Wherever "загрязнения" appears in a line, list that line.

[Stored items from a collection]
........

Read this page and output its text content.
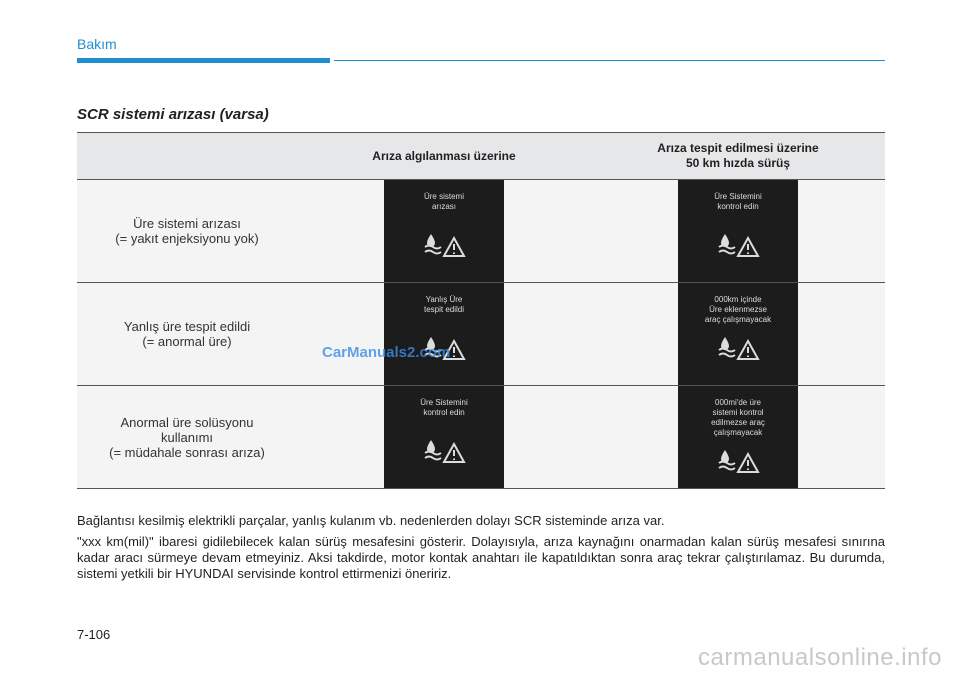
Bakım
SCR sistemi arızası (varsa)
Arıza algılanması üzerine
Arıza tespit edilmesi üzerine
50 km hızda sürüş
Üre sistemi arızası
(= yakıt enjeksiyonu yok)
Üre sistemi
arızası
Üre Sistemini
kontrol edin
Yanlış üre tespit edildi
(= anormal üre)
Yanlış Üre
tespit edildi
000km içinde
Üre eklenmezse
araç çalışmayacak
Anormal üre solüsyonu
kullanımı
(= müdahale sonrası arıza)
Üre Sistemini
kontrol edin
000mi'de üre
sistemi kontrol
edilmezse araç
çalışmayacak
CarManuals2.com

Bağlantısı kesilmiş elektrikli parçalar, yanlış kulanım vb. nedenlerden dolayı SCR sisteminde arıza var.

"xxx km(mil)" ibaresi gidilebilecek kalan sürüş mesafesini gösterir. Dolayısıyla, arıza kaynağını onarmadan kalan sürüş mesafesi sınırına kadar aracı sürmeye devam etmeyiniz. Aksi takdirde, motor kontak anahtarı ile kapatıldıktan sonra araç tekrar çalıştırılamaz. Bu durumda, sistemi yetkili bir HYUNDAI servisinde kontrol ettirmenizi öneririz.

7-106
carmanualsonline.info
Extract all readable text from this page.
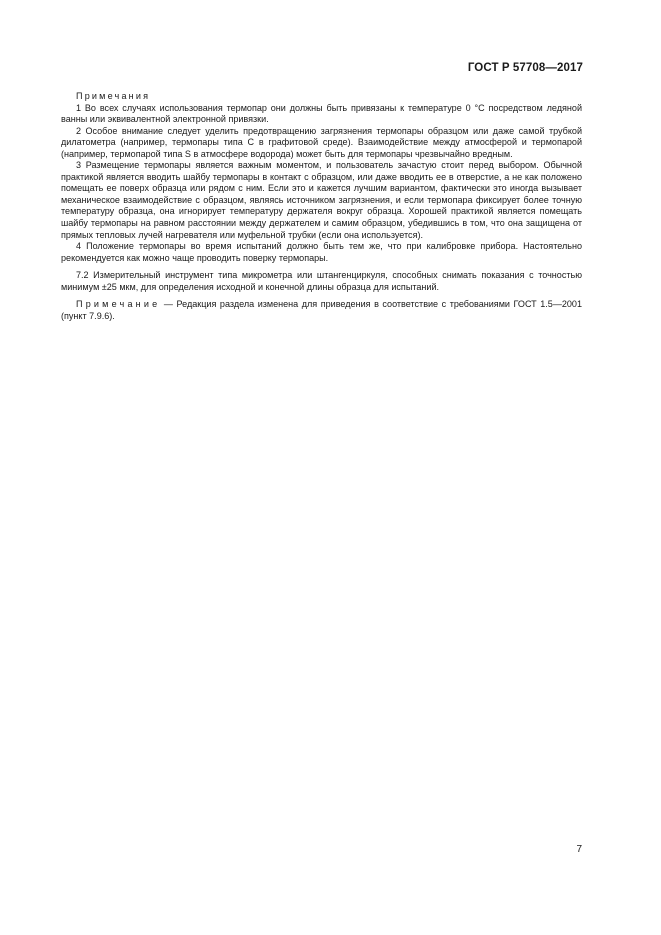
ГОСТ Р 57708—2017

Примечания

1 Во всех случаях использования термопар они должны быть привязаны к температуре 0 °С посредством ледяной ванны или эквивалентной электронной привязки.

2 Особое внимание следует уделить предотвращению загрязнения термопары образцом или даже самой трубкой дилатометра (например, термопары типа С в графитовой среде). Взаимодействие между атмосферой и термопарой (например, термопарой типа S в атмосфере водорода) может быть для термопары чрезвычайно вредным.

3 Размещение термопары является важным моментом, и пользователь зачастую стоит перед выбором. Обычной практикой является вводить шайбу термопары в контакт с образцом, или даже вводить ее в отверстие, а не как положено помещать ее поверх образца или рядом с ним. Если это и кажется лучшим вариантом, фактически это иногда вызывает механическое взаимодействие с образцом, являясь источником загрязнения, и если термопара фиксирует более точную температуру образца, она игнорирует температуру держателя вокруг образца. Хорошей практикой является помещать шайбу термопары на равном расстоянии между держателем и самим образцом, убедившись в том, что она защищена от прямых тепловых лучей нагревателя или муфельной трубки (если она используется).

4 Положение термопары во время испытаний должно быть тем же, что при калибровке прибора. Настоятельно рекомендуется как можно чаще проводить поверку термопары.

7.2 Измерительный инструмент типа микрометра или штангенциркуля, способных снимать показания с точностью минимум ±25 мкм, для определения исходной и конечной длины образца для испытаний.

Примечание — Редакция раздела изменена для приведения в соответствие с требованиями ГОСТ 1.5—2001 (пункт 7.9.6).

7
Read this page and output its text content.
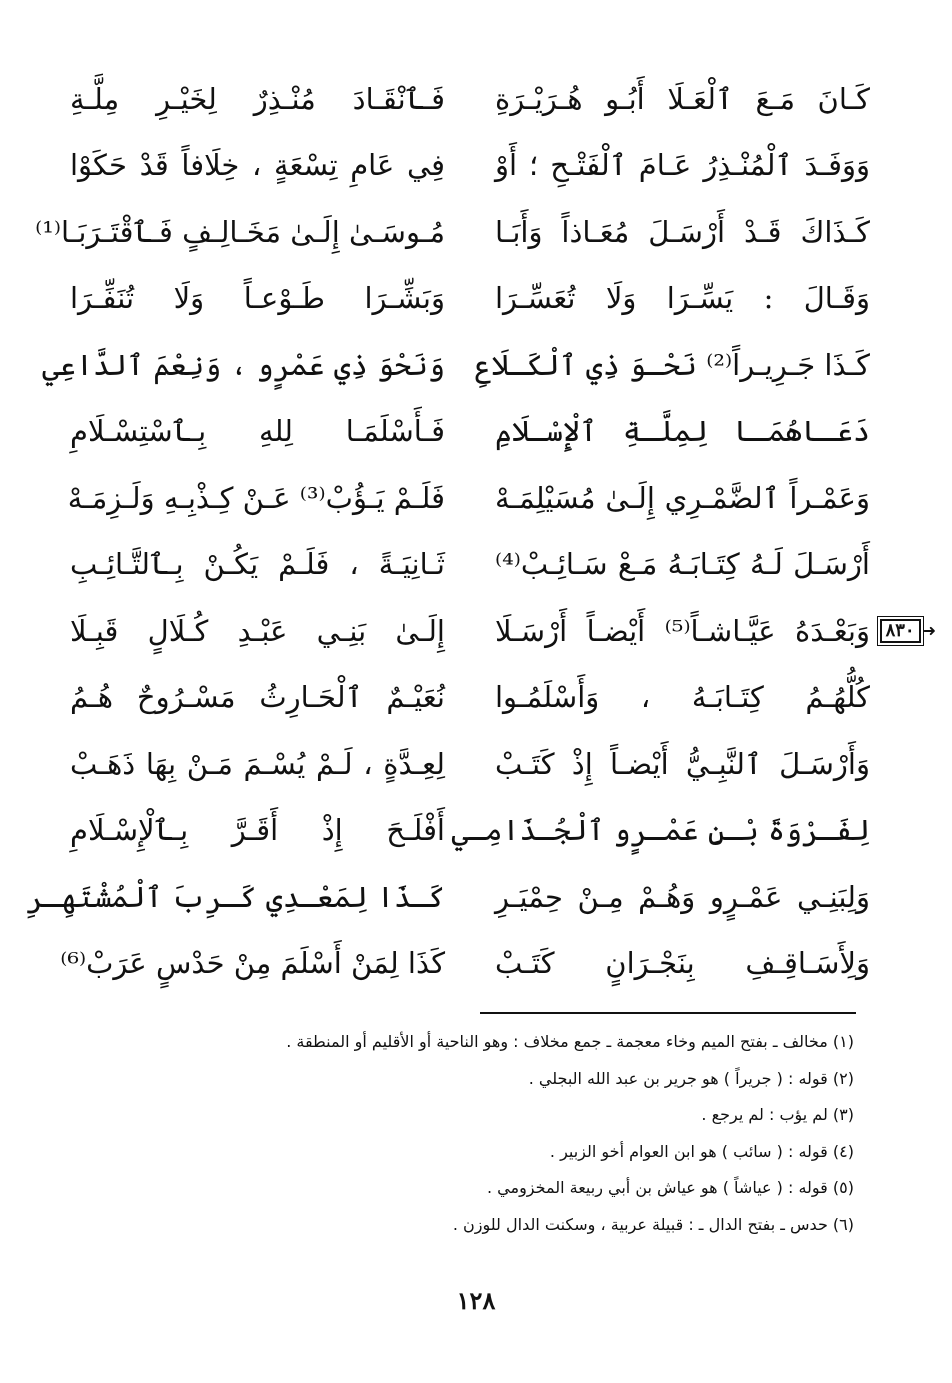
كَـانَ مَـعَ ٱلْعَـلَا أَبُـو هُـرَيْـرَةِ
فَـٱنْقَـادَ مُنْـذِرٌ لِخَيْـرِ مِلَّـةِ
وَوَفَـدَ ٱلْمُنْـذِرُ عَـامَ ٱلْفَتْـحِ ؛ أَوْ
فِي عَامِ تِسْعَةٍ ، خِلَافاً قَدْ حَكَوْا
كَـذَاكَ قَـدْ أَرْسَـلَ مُعَـاذاً وَأَبَـا
مُـوسَـىٰ إِلَـىٰ مَخَـالِـفٍ فَـٱقْتَـرَبَـا⁽¹⁾
وَقَـالَ : يَسِّـرَا وَلَا تُعَسِّـرَا
وَبَشِّـرَا طَـوْعـاً وَلَا تُنَفِّـرَا
كَـذَا جَـرِيـراً⁽²⁾ نَحْـوَ ذِي ٱلْكَـلَاعِ
وَنَحْوَ ذِي عَمْرٍو ، وَنِعْمَ ٱلدَّاعِي
دَعَـاهُمَـا لِمِلَّـةِ ٱلْإِسْـلَامِ
فَـأَسْلَمَـا لِلهِ بِـٱسْتِسْـلَامِ
وَعَمْـراً ٱلضَّمْـرِي إِلَـىٰ مُسَيْلِمَـهْ
فَلَـمْ يَـؤُبْ⁽³⁾ عَـنْ كِـذْبِـهِ وَلَـزِمَـهْ
أَرْسَـلَ لَـهُ كِتَـابَـهُ مَـعْ سَـائِـبْ⁽⁴⁾
ثَـانِيَـةً ، فَلَـمْ يَكُـنْ بِـٱلتَّـائِـبِ
وَبَعْـدَهُ عَيَّـاشـاً⁽⁵⁾ أَيْضـاً أَرْسَـلَا
إِلَـىٰ بَنِـي عَبْـدِ كُـلَالٍ قَبِـلَا	٨٣٠ ➜
كُلُّهُـمُ كِتَـابَـهُ ، وَأَسْلَمُـوا
نُعَيْـمٌ ٱلْحَـارِثُ مَسْـرُوحٌ هُـمُ
وَأَرْسَـلَ ٱلنَّبِـيُّ أَيْضـاً إِذْ كَتَـبْ
لِعِـدَّةٍ ، لَـمْ يُسْـمَ مَـنْ بِهَا ذَهَـبْ
لِفَـرْوَةَ بْـنِ عَمْـرٍو ٱلْجُـذَامِـي
أَفْلَـحَ إِذْ أَقَـرَّ بِـٱلْإِسْـلَامِ
وَلِبَنِـي عَمْـرٍو وَهُـمْ مِـنْ حِمْيَـرِ
كَـذَا لِمَعْـدِي كَـرِبَ ٱلْمُشْتَهِـرِ
وَلِأَسَـاقِـفِ بِنَجْـرَانٍ كَتَـبْ
كَذَا لِمَنْ أَسْلَمَ مِنْ حَدْسٍ عَرَبْ⁽⁶⁾
(١) مخالف ـ بفتح الميم وخاء معجمة ـ جمع مخلاف : وهو الناحية أو الأقليم أو المنطقة .
(٢) قوله : ( جريراً ) هو جرير بن عبد الله البجلي .
(٣) لم يؤب : لم يرجع .
(٤) قوله : ( سائب ) هو ابن العوام أخو الزبير .
(٥) قوله : ( عياشاً ) هو عياش بن أبي ربيعة المخزومي .
(٦) حدس ـ بفتح الدال ـ : قبيلة عربية ، وسكنت الدال للوزن .
١٢٨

........

- **Reply to the exercise**
2 Особое внимание следует уделить предотвращению загрязнения термопары образцом или даже самой трубкой дилатометра (например, термопары типа С в графитовой среде). Взаимодействие между атмосферой и термопарой (например, термопарой типа S в атмосфере водорода) может быть для термопары чрезвычайно вредным.
3 Размещение термопары является важным моментом, и пользователь зачастую стоит перед выбором. Обычной практикой является вводить шайбу термопары в контакт с образцом, или даже вводить ее в отверстие, а не как положено помещать ее поверх образца или рядом с ним. Если это и кажется лучшим вариантом, фактически это иногда вызывает механическое взаимодействие с образцом, являясь источником загрязнения, и если термопара фиксирует более точную температуру образца, она игнорирует температуру держателя вокруг образца. Хорошей практикой является помещать шайбу термопары на равном расстоянии между держателем и самим образцом, убедившись в том, что она защищена от прямых тепловых лучей нагревателя или муфельной трубки (если она используется).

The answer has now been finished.